>>

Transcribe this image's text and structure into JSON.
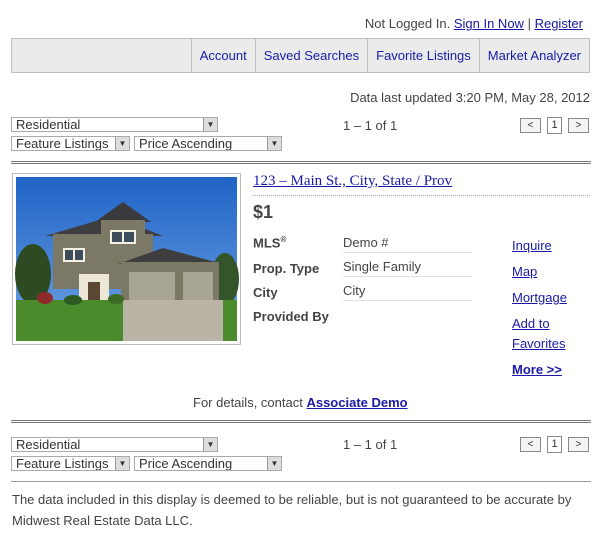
{
  "login": {
    "status": "Not Logged In.",
    "sign_in": "Sign In Now",
    "separator": "|",
    "register": "Register"
  },
  "nav": {
    "tabs": [
      "Account",
      "Saved Searches",
      "Favorite Listings",
      "Market Analyzer"
    ]
  },
  "updated": "Data last updated 3:20 PM, May 28, 2012",
  "controls": {
    "property_type": "Residential",
    "listing_type": "Feature Listings",
    "sort": "Price Ascending",
    "count": "1 – 1 of 1",
    "prev": "<",
    "page": "1",
    "next": ">"
  },
  "listing": {
    "address": "123 – Main St., City, State / Prov",
    "price": "$1",
    "fields": [
      {
        "label": "MLS",
        "sup": "®",
        "value": "Demo #"
      },
      {
        "label": "Prop. Type",
        "value": "Single Family"
      },
      {
        "label": "City",
        "value": "City"
      },
      {
        "label": "Provided By",
        "value": ""
      }
    ],
    "actions": {
      "inquire": "Inquire",
      "map": "Map",
      "mortgage": "Mortgage",
      "add_to": "Add to",
      "favorites": "Favorites",
      "more": "More >>"
    },
    "contact_prefix": "For details, contact",
    "contact_name": "Associate Demo"
  },
  "disclaimer": "The data included in this display is deemed to be reliable, but is not guaranteed to be accurate by Midwest Real Estate Data LLC."
}
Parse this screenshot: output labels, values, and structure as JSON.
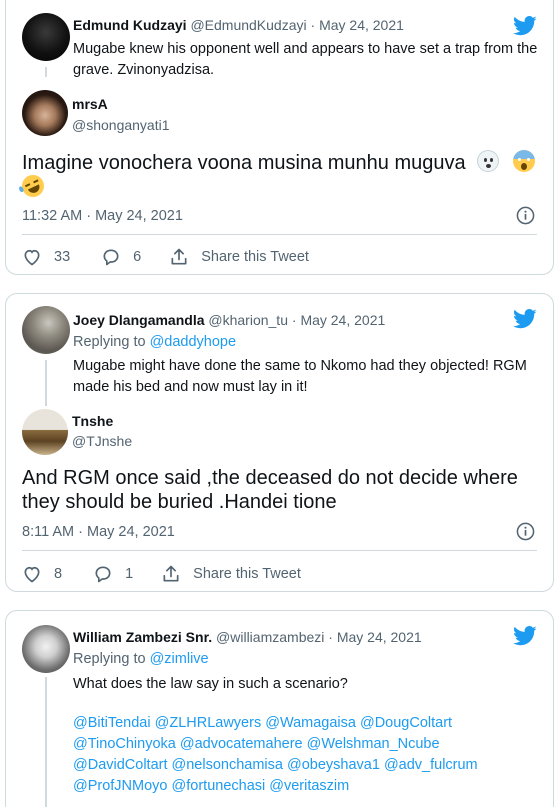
{
  "tweets": [
    {
      "author_name": "Edmund Kudzayi",
      "author_handle": "@EdmundKudzayi",
      "separator": "·",
      "date": "May 24, 2021",
      "text": "Mugabe knew his opponent well and appears to have set a trap from the grave. Zvinonyadzisa.",
      "quoted": {
        "author_name": "mrsA",
        "author_handle": "@shonganyati1",
        "text": "Imagine vonochera voona musina munhu muguva",
        "emojis": [
          "ghost",
          "scream",
          "rofl"
        ]
      },
      "timestamp": "11:32 AM · May 24, 2021",
      "likes": "33",
      "replies": "6",
      "share_label": "Share this Tweet"
    },
    {
      "author_name": "Joey Dlangamandla",
      "author_handle": "@kharion_tu",
      "separator": "·",
      "date": "May 24, 2021",
      "replying_prefix": "Replying to",
      "replying_to": "@daddyhope",
      "text": "Mugabe might have done the same to Nkomo had they objected! RGM made his bed and now must lay in it!",
      "quoted": {
        "author_name": "Tnshe",
        "author_handle": "@TJnshe",
        "text": "And RGM once said ,the deceased do not decide where they should be buried .Handei tione"
      },
      "timestamp": "8:11 AM · May 24, 2021",
      "likes": "8",
      "replies": "1",
      "share_label": "Share this Tweet"
    },
    {
      "author_name": "William Zambezi Snr.",
      "author_handle": "@williamzambezi",
      "separator": "·",
      "date": "May 24, 2021",
      "replying_prefix": "Replying to",
      "replying_to": "@zimlive",
      "text": "What does the law say in such a scenario?",
      "mentions": [
        "@BitiTendai @ZLHRLawyers @Wamagaisa @DougColtart",
        "@TinoChinyoka @advocatemahere @Welshman_Ncube",
        "@DavidColtart @nelsonchamisa @obeyshava1 @adv_fulcrum",
        "@ProfJNMoyo @fortunechasi @veritaszim"
      ]
    }
  ],
  "colors": {
    "twitter_blue": "#1d9bf0",
    "secondary_text": "#536471",
    "border": "#cfd9de"
  },
  "icons": [
    "twitter-bird-icon",
    "info-icon",
    "heart-icon",
    "reply-bubble-icon",
    "share-icon"
  ]
}
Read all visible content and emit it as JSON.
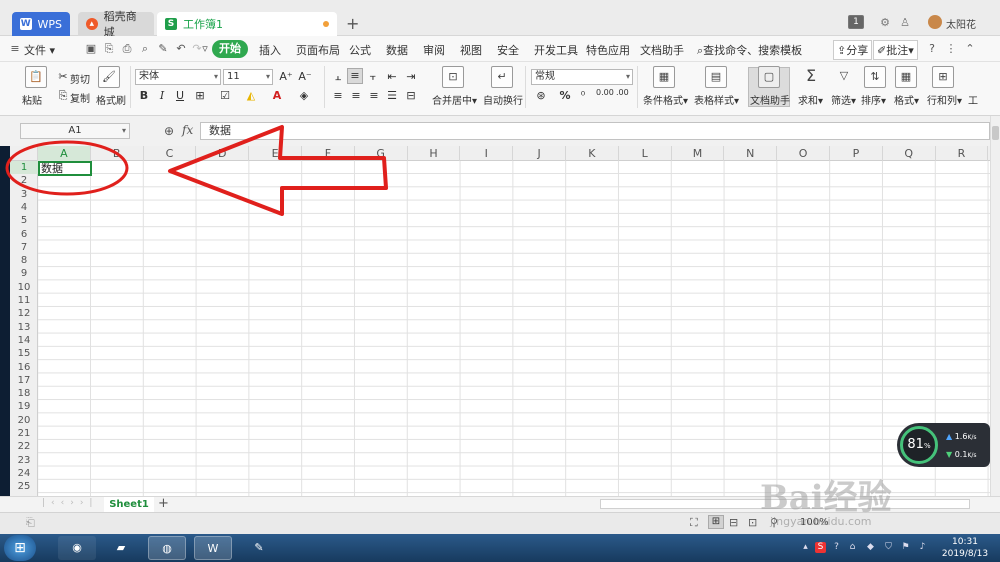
{
  "titlebar": {
    "tabs": [
      {
        "label": "WPS",
        "icon": "wps-logo-icon"
      },
      {
        "label": "稻壳商城",
        "icon": "flame-icon"
      },
      {
        "label": "工作簿1",
        "icon": "spreadsheet-icon",
        "active": true
      }
    ],
    "page_number": "1",
    "user_name": "太阳花"
  },
  "menubar": {
    "file": "文件",
    "items": [
      "开始",
      "插入",
      "页面布局",
      "公式",
      "数据",
      "审阅",
      "视图",
      "安全",
      "开发工具",
      "特色应用",
      "文档助手"
    ],
    "search": "查找命令、搜索模板",
    "share": "分享",
    "comment": "批注",
    "accent_color": "#2fa84f"
  },
  "ribbon": {
    "paste": "粘贴",
    "cut": "剪切",
    "copy": "复制",
    "format_painter": "格式刷",
    "font_name": "宋体",
    "font_size": "11",
    "number_format": "常规",
    "merge_center": "合并居中",
    "wrap_text": "自动换行",
    "percent_symbol": "%",
    "decrease_decimal": "0.00",
    "increase_decimal": ".00",
    "conditional_format": "条件格式",
    "table_style": "表格样式",
    "doc_assistant": "文档助手",
    "sum": "求和",
    "filter": "筛选",
    "sort": "排序",
    "format": "格式",
    "rows_cols": "行和列",
    "worksheet": "工"
  },
  "formula_bar": {
    "name_box": "A1",
    "fx_label": "fx",
    "value": "数据"
  },
  "grid": {
    "columns": [
      "A",
      "B",
      "C",
      "D",
      "E",
      "F",
      "G",
      "H",
      "I",
      "J",
      "K",
      "L",
      "M",
      "N",
      "O",
      "P",
      "Q",
      "R"
    ],
    "rows": [
      "1",
      "2",
      "3",
      "4",
      "5",
      "6",
      "7",
      "8",
      "9",
      "10",
      "11",
      "12",
      "13",
      "14",
      "15",
      "16",
      "17",
      "18",
      "19",
      "20",
      "21",
      "22",
      "23",
      "24",
      "25"
    ],
    "active_cell": "A1",
    "active_cell_value": "数据"
  },
  "sheets": {
    "tabs": [
      "Sheet1"
    ],
    "active": "Sheet1"
  },
  "statusbar": {
    "zoom": "100%"
  },
  "net_widget": {
    "percent": "81",
    "percent_unit": "%",
    "upload": "1.6",
    "download": "0.1",
    "rate_unit": "K/s"
  },
  "taskbar": {
    "time": "10:31",
    "date": "2019/8/13"
  },
  "watermark": {
    "text": "Bai经验",
    "url_text": "jingyan.baidu.com"
  },
  "annotation": {
    "color": "#e0201c"
  }
}
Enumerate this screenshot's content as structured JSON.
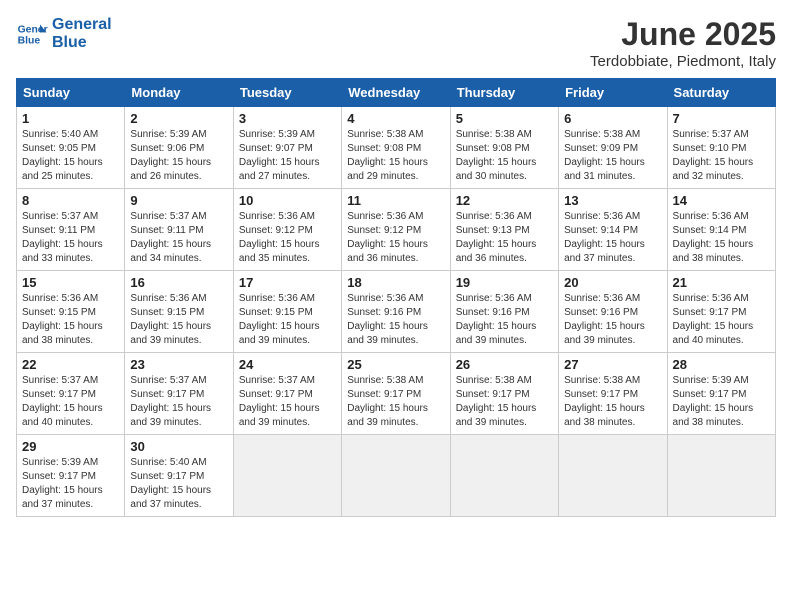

<<

Where does the word "screenshot" appear in the listing? List each line that holds it.

Parse this screenshot: output labels, values, and structure as JSON.
Enumerate this screenshot's content as structured JSON.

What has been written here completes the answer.